-- PROMPT A --
In the dog registration thread, what style of dog does American_Pit13 expect to see more of in the UKC ring?

Lex came from a UKC Registered litter from UKC Registered parents. I've yet to mail in his form for authenticity & he's already a year old, will I still be able to mail in his registration form post 4/30??


----------



## fishinrob (Apr 14, 2010)

Yes, if the parents are UKC registered there is no worry.


----------



## 9361 (Jun 25, 2009)

kimber said:


> Of course, unless someone along the line doesn't register their puppy with one of them. ADBA has nothing to do with UKC and UKC has nothing to do with ADBA.


Right I know they are separate. But I know a lot of people have dual registered dogs.



american_pit13 said:


> What is going on is that if you have an ADBA only registered dog you will not be able to get UKC registration on it unless it was bred and registered from UKC parents.


Yeah that really stinks, because don't a lot of people do UKC because there are more events?


----------



## kimber (Dec 27, 2009)

OK, I guess all I can say is, all my dogs and all my litters are dual registered and I have no idea what your question is suppose to mean.... But the answer is "yes". lol


----------



## Lex's Guardian (Aug 8, 2009)

Do you guys think this could help the quality of our breed?


----------



## American_Pit13 (Apr 23, 2007)

Lex's Guardian said:


> Do you guys think this could help the quality of our breed?


I don't see it making any difference in he quality of the breed other than UKC dogs staying to the UKC standard rather than having new ADBA standard dogs added in.

I believe and mind you this is just my opinion, you will start to see less "APBTS" in the UKC ring and more "Amstaff" style dogs. Well less than you see now any ways.


----------



## Lex's Guardian (Aug 8, 2009)

american_pit13 said:


> I don't see it making any difference in he quality of the breed other than UKC dogs staying to the UKC standard rather than having new ADBA standard dogs added in.
> 
> I believe and mind you this is just my opinion, you will start to see less "APBTS" in the UKC ring and more "Amstaff" style dogs. Well less than you see now any ways.


That's true, I really hope it doesn't deplete the apbt - not that there's anything wrong with the amstaff... Just the history of the breed to be flushed down the toilet - just quietly swept under a rug with no one to have any vote or say so... So goes the APBT so goes America...


----------



## American_Pit13 (Apr 23, 2007)

-- ENTRIES PROVIDED --
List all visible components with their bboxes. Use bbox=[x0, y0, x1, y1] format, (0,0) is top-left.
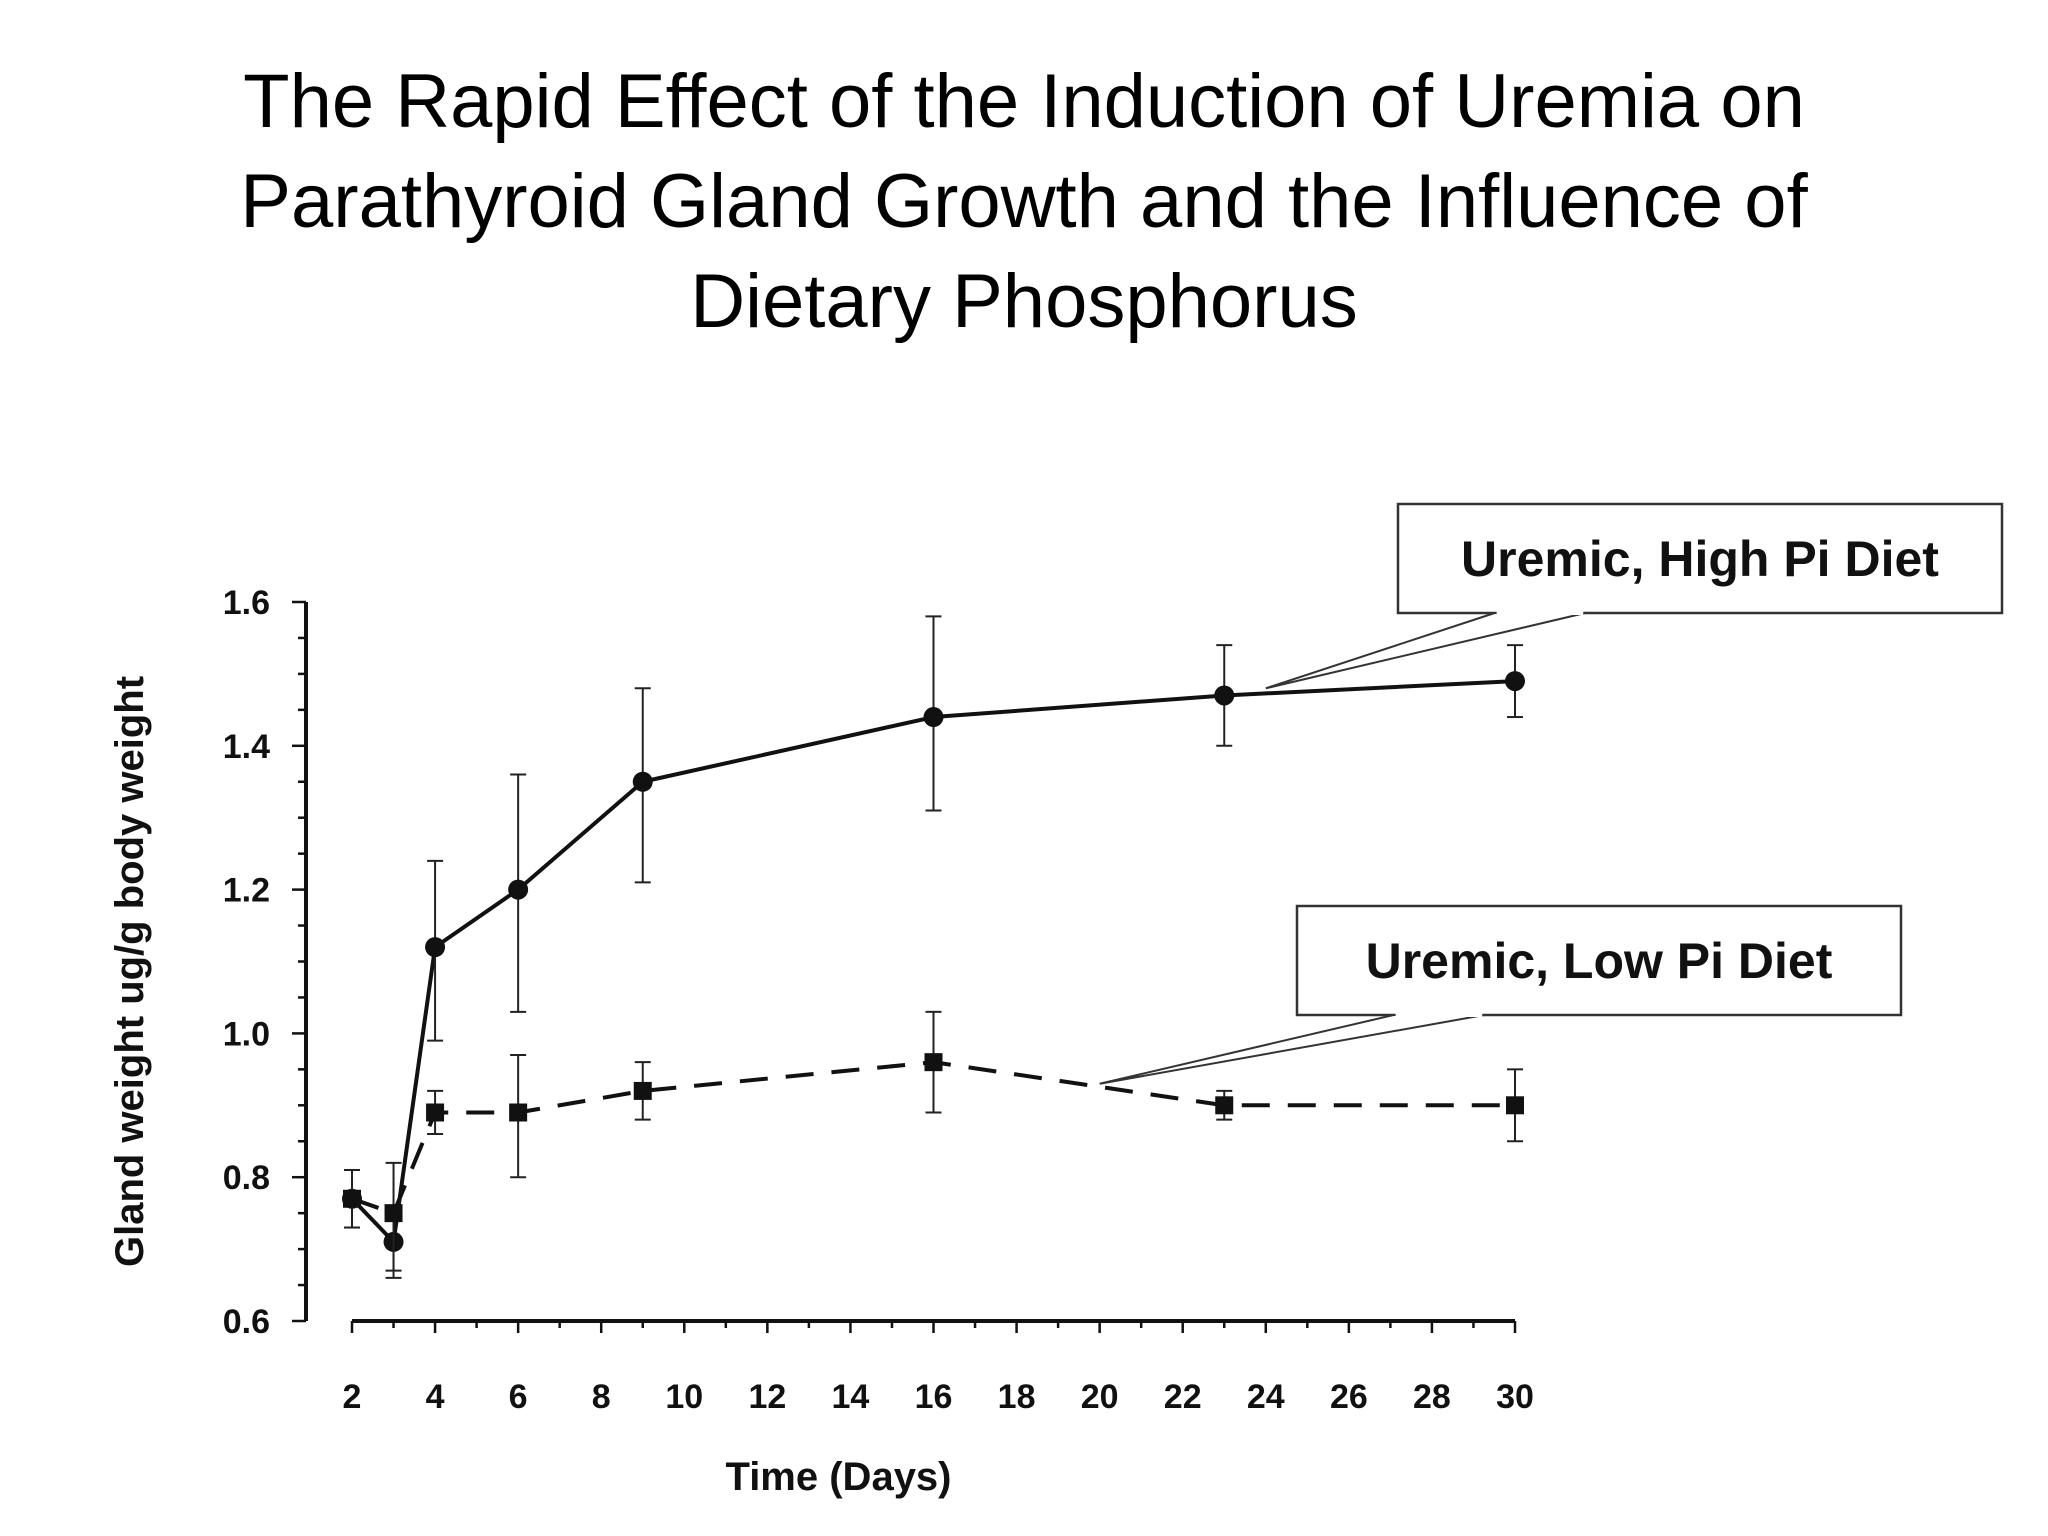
y-tick-label: 1.4 bbox=[223, 728, 270, 766]
data-point bbox=[384, 1204, 403, 1223]
y-tick-label: 1.6 bbox=[223, 584, 270, 622]
callout-pointer bbox=[1265, 612, 1586, 690]
callout-box bbox=[1396, 502, 2004, 615]
data-point bbox=[1214, 685, 1235, 706]
x-tick-label: 28 bbox=[1413, 1378, 1451, 1416]
x-tick-label: 24 bbox=[1247, 1378, 1285, 1416]
y-tick-label: 1.2 bbox=[223, 872, 270, 910]
data-point bbox=[633, 1081, 652, 1100]
x-axis-title: Time (Days) bbox=[725, 1455, 951, 1499]
data-point bbox=[343, 1189, 361, 1208]
slide-title-line-2: Parathyroid Gland Growth and the Influen… bbox=[240, 159, 1808, 244]
data-point bbox=[1215, 1096, 1234, 1115]
data-point bbox=[508, 879, 529, 900]
x-tick-label: 10 bbox=[665, 1378, 703, 1416]
x-tick-label: 30 bbox=[1496, 1378, 1534, 1416]
y-tick-label: 0.8 bbox=[223, 1159, 270, 1197]
data-point bbox=[1506, 1096, 1524, 1115]
x-tick-label: 26 bbox=[1330, 1378, 1368, 1416]
x-tick-label: 8 bbox=[592, 1378, 611, 1416]
data-point bbox=[425, 937, 446, 958]
x-tick-label: 14 bbox=[832, 1378, 870, 1416]
slide-title-line-1: The Rapid Effect of the Induction of Ure… bbox=[243, 59, 1805, 144]
callout-label: Uremic, High Pi Diet bbox=[1461, 531, 1939, 587]
data-point bbox=[924, 1053, 943, 1072]
callout-pointer bbox=[1099, 1014, 1485, 1085]
x-tick-label: 16 bbox=[915, 1378, 953, 1416]
chart-callouts: Uremic, High Pi Diet Uremic, Low Pi Diet bbox=[1099, 502, 2004, 1085]
x-tick-label: 2 bbox=[343, 1378, 362, 1416]
data-point bbox=[426, 1103, 445, 1122]
callout-box bbox=[1295, 904, 1903, 1017]
series-1 bbox=[343, 1010, 1524, 1272]
x-tick-label: 20 bbox=[1081, 1378, 1119, 1416]
callout-1: Uremic, Low Pi Diet bbox=[1099, 904, 1903, 1085]
data-point bbox=[632, 771, 653, 792]
y-tick-label: 0.6 bbox=[223, 1303, 270, 1341]
x-tick-label: 4 bbox=[426, 1378, 445, 1416]
x-tick-label: 6 bbox=[509, 1378, 528, 1416]
data-point bbox=[1505, 671, 1525, 692]
x-tick-label: 12 bbox=[748, 1378, 786, 1416]
callout-0: Uremic, High Pi Diet bbox=[1265, 502, 2004, 690]
series-line bbox=[351, 1060, 1515, 1216]
x-tick-label: 22 bbox=[1164, 1378, 1202, 1416]
chart-series-layer bbox=[342, 615, 1525, 1279]
data-point bbox=[509, 1103, 528, 1122]
slide-title-line-3: Dietary Phosphorus bbox=[690, 259, 1358, 344]
chart-axes: 0.60.81.01.21.41.62 4 6 8 10 12 14 16 18 20 22 24 26… bbox=[223, 584, 1534, 1416]
y-tick-label: 1.0 bbox=[223, 1015, 270, 1053]
y-axis-title: Gland weight ug/g body weight bbox=[108, 676, 152, 1267]
callout-label: Uremic, Low Pi Diet bbox=[1366, 933, 1833, 989]
slide-title: The Rapid Effect of the Induction of Ure… bbox=[0, 52, 2048, 352]
data-point bbox=[923, 707, 944, 728]
x-tick-label: 18 bbox=[998, 1378, 1036, 1416]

-- PROMPT B --
Copy the lines of the records from the line with "y-tick-label: 1.4 bbox=[223, 728, 270, 766]" to the line with "data-point bbox=[426, 1103, 445, 1122]", including both of those lines.

-- EXERCISE OUTPUT A --
"Amstaff" style dogs.

-- EXERCISE OUTPUT B --
y-tick-label: 1.4 bbox=[223, 728, 270, 766]
data-point bbox=[384, 1204, 403, 1223]
y-tick-label: 1.6 bbox=[223, 584, 270, 622]
callout-pointer bbox=[1265, 612, 1586, 690]
callout-box bbox=[1396, 502, 2004, 615]
data-point bbox=[1214, 685, 1235, 706]
x-tick-label: 28 bbox=[1413, 1378, 1451, 1416]
x-tick-label: 24 bbox=[1247, 1378, 1285, 1416]
y-tick-label: 1.2 bbox=[223, 872, 270, 910]
data-point bbox=[633, 1081, 652, 1100]
x-axis-title: Time (Days) bbox=[725, 1455, 951, 1499]
data-point bbox=[343, 1189, 361, 1208]
slide-title-line-2: Parathyroid Gland Growth and the Influen… bbox=[240, 159, 1808, 244]
data-point bbox=[1215, 1096, 1234, 1115]
data-point bbox=[508, 879, 529, 900]
x-tick-label: 10 bbox=[665, 1378, 703, 1416]
x-tick-label: 30 bbox=[1496, 1378, 1534, 1416]
y-tick-label: 0.8 bbox=[223, 1159, 270, 1197]
data-point bbox=[1506, 1096, 1524, 1115]
x-tick-label: 26 bbox=[1330, 1378, 1368, 1416]
x-tick-label: 8 bbox=[592, 1378, 611, 1416]
data-point bbox=[425, 937, 446, 958]
x-tick-label: 14 bbox=[832, 1378, 870, 1416]
slide-title-line-1: The Rapid Effect of the Induction of Ure… bbox=[243, 59, 1805, 144]
callout-label: Uremic, High Pi Diet bbox=[1461, 531, 1939, 587]
data-point bbox=[924, 1053, 943, 1072]
callout-pointer bbox=[1099, 1014, 1485, 1085]
x-tick-label: 16 bbox=[915, 1378, 953, 1416]
chart-callouts: Uremic, High Pi Diet Uremic, Low Pi Diet bbox=[1099, 502, 2004, 1085]
x-tick-label: 2 bbox=[343, 1378, 362, 1416]
data-point bbox=[426, 1103, 445, 1122]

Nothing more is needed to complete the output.